Figure content listings:
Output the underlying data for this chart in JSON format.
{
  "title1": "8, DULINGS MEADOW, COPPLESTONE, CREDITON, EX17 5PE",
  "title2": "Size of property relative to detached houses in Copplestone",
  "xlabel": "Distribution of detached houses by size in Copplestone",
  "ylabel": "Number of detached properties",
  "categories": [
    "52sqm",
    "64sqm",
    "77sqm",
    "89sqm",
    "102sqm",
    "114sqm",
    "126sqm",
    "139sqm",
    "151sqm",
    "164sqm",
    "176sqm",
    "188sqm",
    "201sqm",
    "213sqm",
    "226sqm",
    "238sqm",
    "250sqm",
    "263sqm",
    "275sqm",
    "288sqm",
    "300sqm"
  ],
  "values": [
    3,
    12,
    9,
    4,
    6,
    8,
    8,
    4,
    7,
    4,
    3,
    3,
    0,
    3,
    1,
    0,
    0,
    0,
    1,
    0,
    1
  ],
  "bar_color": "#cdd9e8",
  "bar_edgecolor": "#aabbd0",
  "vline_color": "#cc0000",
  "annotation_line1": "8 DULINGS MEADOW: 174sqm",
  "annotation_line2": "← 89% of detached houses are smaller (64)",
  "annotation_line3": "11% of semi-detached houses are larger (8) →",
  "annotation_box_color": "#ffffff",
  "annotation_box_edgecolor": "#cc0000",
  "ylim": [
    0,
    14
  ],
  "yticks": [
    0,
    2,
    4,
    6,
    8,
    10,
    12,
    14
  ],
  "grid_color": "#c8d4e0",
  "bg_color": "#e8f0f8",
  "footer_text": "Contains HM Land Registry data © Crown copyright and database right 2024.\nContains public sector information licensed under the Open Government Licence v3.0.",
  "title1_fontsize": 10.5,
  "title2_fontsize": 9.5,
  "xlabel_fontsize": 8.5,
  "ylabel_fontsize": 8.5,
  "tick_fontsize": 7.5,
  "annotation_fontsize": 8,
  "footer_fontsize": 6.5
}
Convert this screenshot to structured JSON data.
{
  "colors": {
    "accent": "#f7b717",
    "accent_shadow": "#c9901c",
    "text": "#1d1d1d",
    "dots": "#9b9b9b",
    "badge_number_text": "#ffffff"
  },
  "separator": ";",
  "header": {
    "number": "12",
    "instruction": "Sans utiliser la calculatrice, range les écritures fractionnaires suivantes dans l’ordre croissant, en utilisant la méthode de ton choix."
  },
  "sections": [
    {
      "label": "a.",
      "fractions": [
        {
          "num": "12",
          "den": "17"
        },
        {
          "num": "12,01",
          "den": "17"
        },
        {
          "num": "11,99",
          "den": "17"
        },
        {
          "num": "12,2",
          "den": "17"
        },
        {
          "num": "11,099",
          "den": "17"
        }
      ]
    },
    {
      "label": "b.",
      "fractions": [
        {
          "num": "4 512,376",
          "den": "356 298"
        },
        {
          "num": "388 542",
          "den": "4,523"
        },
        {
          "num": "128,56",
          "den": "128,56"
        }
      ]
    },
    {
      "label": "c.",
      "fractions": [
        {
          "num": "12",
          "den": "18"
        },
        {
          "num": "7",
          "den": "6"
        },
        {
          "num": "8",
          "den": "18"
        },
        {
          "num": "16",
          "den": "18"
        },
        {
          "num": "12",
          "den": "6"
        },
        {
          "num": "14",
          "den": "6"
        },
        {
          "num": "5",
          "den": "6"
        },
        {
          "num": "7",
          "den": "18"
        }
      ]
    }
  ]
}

AIM OF THE EXERCISE → Word for word, write out all of the data above.

SOLUTION FOR THIS TASK →
Output the underlying data for this chart in JSON format.
{
  "title1": "8, DULINGS MEADOW, COPPLESTONE, CREDITON, EX17 5PE",
  "title2": "Size of property relative to detached houses in Copplestone",
  "xlabel": "Distribution of detached houses by size in Copplestone",
  "ylabel": "Number of detached properties",
  "categories": [
    "52sqm",
    "64sqm",
    "77sqm",
    "89sqm",
    "102sqm",
    "114sqm",
    "126sqm",
    "139sqm",
    "151sqm",
    "164sqm",
    "176sqm",
    "188sqm",
    "201sqm",
    "213sqm",
    "226sqm",
    "238sqm",
    "250sqm",
    "263sqm",
    "275sqm",
    "288sqm",
    "300sqm"
  ],
  "values": [
    3,
    12,
    9,
    4,
    6,
    8,
    8,
    4,
    7,
    4,
    3,
    3,
    0,
    3,
    1,
    0,
    0,
    0,
    1,
    0,
    1
  ],
  "bar_color": "#cdd9e8",
  "bar_edgecolor": "#aabbd0",
  "vline_color": "#cc0000",
  "annotation_line1": "8 DULINGS MEADOW: 174sqm",
  "annotation_line2": "← 89% of detached houses are smaller (64)",
  "annotation_line3": "11% of semi-detached houses are larger (8) →",
  "annotation_box_color": "#ffffff",
  "annotation_box_edgecolor": "#cc0000",
  "ylim": [
    0,
    14
  ],
  "yticks": [
    0,
    2,
    4,
    6,
    8,
    10,
    12,
    14
  ],
  "grid_color": "#c8d4e0",
  "bg_color": "#e8f0f8",
  "footer_text": "Contains HM Land Registry data © Crown copyright and database right 2024.\nContains public sector information licensed under the Open Government Licence v3.0.",
  "title1_fontsize": 10.5,
  "title2_fontsize": 9.5,
  "xlabel_fontsize": 8.5,
  "ylabel_fontsize": 8.5,
  "tick_fontsize": 7.5,
  "annotation_fontsize": 8,
  "footer_fontsize": 6.5
}
Convert this screenshot to structured JSON data.
{
  "colors": {
    "accent": "#f7b717",
    "accent_shadow": "#c9901c",
    "text": "#1d1d1d",
    "dots": "#9b9b9b",
    "badge_number_text": "#ffffff"
  },
  "separator": ";",
  "header": {
    "number": "12",
    "instruction": "Sans utiliser la calculatrice, range les écritures fractionnaires suivantes dans l’ordre croissant, en utilisant la méthode de ton choix."
  },
  "sections": [
    {
      "label": "a.",
      "fractions": [
        {
          "num": "12",
          "den": "17"
        },
        {
          "num": "12,01",
          "den": "17"
        },
        {
          "num": "11,99",
          "den": "17"
        },
        {
          "num": "12,2",
          "den": "17"
        },
        {
          "num": "11,099",
          "den": "17"
        }
      ]
    },
    {
      "label": "b.",
      "fractions": [
        {
          "num": "4 512,376",
          "den": "356 298"
        },
        {
          "num": "388 542",
          "den": "4,523"
        },
        {
          "num": "128,56",
          "den": "128,56"
        }
      ]
    },
    {
      "label": "c.",
      "fractions": [
        {
          "num": "12",
          "den": "18"
        },
        {
          "num": "7",
          "den": "6"
        },
        {
          "num": "8",
          "den": "18"
        },
        {
          "num": "16",
          "den": "18"
        },
        {
          "num": "12",
          "den": "6"
        },
        {
          "num": "14",
          "den": "6"
        },
        {
          "num": "5",
          "den": "6"
        },
        {
          "num": "7",
          "den": "18"
        }
      ]
    }
  ]
}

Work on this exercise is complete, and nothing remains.